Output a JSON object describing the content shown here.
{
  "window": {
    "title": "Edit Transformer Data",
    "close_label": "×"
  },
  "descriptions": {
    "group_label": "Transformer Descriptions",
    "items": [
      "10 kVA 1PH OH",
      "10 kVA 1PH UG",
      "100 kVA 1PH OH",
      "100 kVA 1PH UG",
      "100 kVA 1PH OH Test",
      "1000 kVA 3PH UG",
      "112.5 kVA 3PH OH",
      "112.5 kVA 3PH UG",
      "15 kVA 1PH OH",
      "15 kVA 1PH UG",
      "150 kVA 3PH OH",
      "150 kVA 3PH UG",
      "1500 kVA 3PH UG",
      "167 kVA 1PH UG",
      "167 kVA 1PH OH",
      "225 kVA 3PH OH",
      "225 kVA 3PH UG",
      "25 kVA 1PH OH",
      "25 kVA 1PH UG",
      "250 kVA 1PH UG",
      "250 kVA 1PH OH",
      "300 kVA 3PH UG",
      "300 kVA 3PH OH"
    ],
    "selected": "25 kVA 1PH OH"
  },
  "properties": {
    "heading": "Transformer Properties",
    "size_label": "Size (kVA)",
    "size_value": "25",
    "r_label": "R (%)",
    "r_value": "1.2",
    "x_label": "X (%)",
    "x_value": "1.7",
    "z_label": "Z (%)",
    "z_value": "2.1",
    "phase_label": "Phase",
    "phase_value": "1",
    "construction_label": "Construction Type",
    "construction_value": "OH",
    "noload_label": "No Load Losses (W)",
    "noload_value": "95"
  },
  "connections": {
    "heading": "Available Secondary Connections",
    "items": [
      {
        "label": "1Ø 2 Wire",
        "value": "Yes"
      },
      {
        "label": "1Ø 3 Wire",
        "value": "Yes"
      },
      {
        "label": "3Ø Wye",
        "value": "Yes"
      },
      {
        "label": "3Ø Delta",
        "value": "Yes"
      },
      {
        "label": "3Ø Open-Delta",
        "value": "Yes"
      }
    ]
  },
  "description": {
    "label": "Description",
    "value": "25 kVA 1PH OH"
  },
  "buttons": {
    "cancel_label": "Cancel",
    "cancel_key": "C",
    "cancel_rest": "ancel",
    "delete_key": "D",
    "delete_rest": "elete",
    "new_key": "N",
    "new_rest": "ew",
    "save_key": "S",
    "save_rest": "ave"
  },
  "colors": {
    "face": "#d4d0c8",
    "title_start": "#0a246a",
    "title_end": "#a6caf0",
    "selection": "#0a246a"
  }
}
========================================
● **THE EXERCISE**
Set down all of the data above, word for word.

● **RESULT OF THE TASK**
Output a JSON object describing the content shown here.
{
  "window": {
    "title": "Edit Transformer Data",
    "close_label": "×"
  },
  "descriptions": {
    "group_label": "Transformer Descriptions",
    "items": [
      "10 kVA 1PH OH",
      "10 kVA 1PH UG",
      "100 kVA 1PH OH",
      "100 kVA 1PH UG",
      "100 kVA 1PH OH Test",
      "1000 kVA 3PH UG",
      "112.5 kVA 3PH OH",
      "112.5 kVA 3PH UG",
      "15 kVA 1PH OH",
      "15 kVA 1PH UG",
      "150 kVA 3PH OH",
      "150 kVA 3PH UG",
      "1500 kVA 3PH UG",
      "167 kVA 1PH UG",
      "167 kVA 1PH OH",
      "225 kVA 3PH OH",
      "225 kVA 3PH UG",
      "25 kVA 1PH OH",
      "25 kVA 1PH UG",
      "250 kVA 1PH UG",
      "250 kVA 1PH OH",
      "300 kVA 3PH UG",
      "300 kVA 3PH OH"
    ],
    "selected": "25 kVA 1PH OH"
  },
  "properties": {
    "heading": "Transformer Properties",
    "size_label": "Size (kVA)",
    "size_value": "25",
    "r_label": "R (%)",
    "r_value": "1.2",
    "x_label": "X (%)",
    "x_value": "1.7",
    "z_label": "Z (%)",
    "z_value": "2.1",
    "phase_label": "Phase",
    "phase_value": "1",
    "construction_label": "Construction Type",
    "construction_value": "OH",
    "noload_label": "No Load Losses (W)",
    "noload_value": "95"
  },
  "connections": {
    "heading": "Available Secondary Connections",
    "items": [
      {
        "label": "1Ø 2 Wire",
        "value": "Yes"
      },
      {
        "label": "1Ø 3 Wire",
        "value": "Yes"
      },
      {
        "label": "3Ø Wye",
        "value": "Yes"
      },
      {
        "label": "3Ø Delta",
        "value": "Yes"
      },
      {
        "label": "3Ø Open-Delta",
        "value": "Yes"
      }
    ]
  },
  "description": {
    "label": "Description",
    "value": "25 kVA 1PH OH"
  },
  "buttons": {
    "cancel_label": "Cancel",
    "cancel_key": "C",
    "cancel_rest": "ancel",
    "delete_key": "D",
    "delete_rest": "elete",
    "new_key": "N",
    "new_rest": "ew",
    "save_key": "S",
    "save_rest": "ave"
  },
  "colors": {
    "face": "#d4d0c8",
    "title_start": "#0a246a",
    "title_end": "#a6caf0",
    "selection": "#0a246a"
  }
}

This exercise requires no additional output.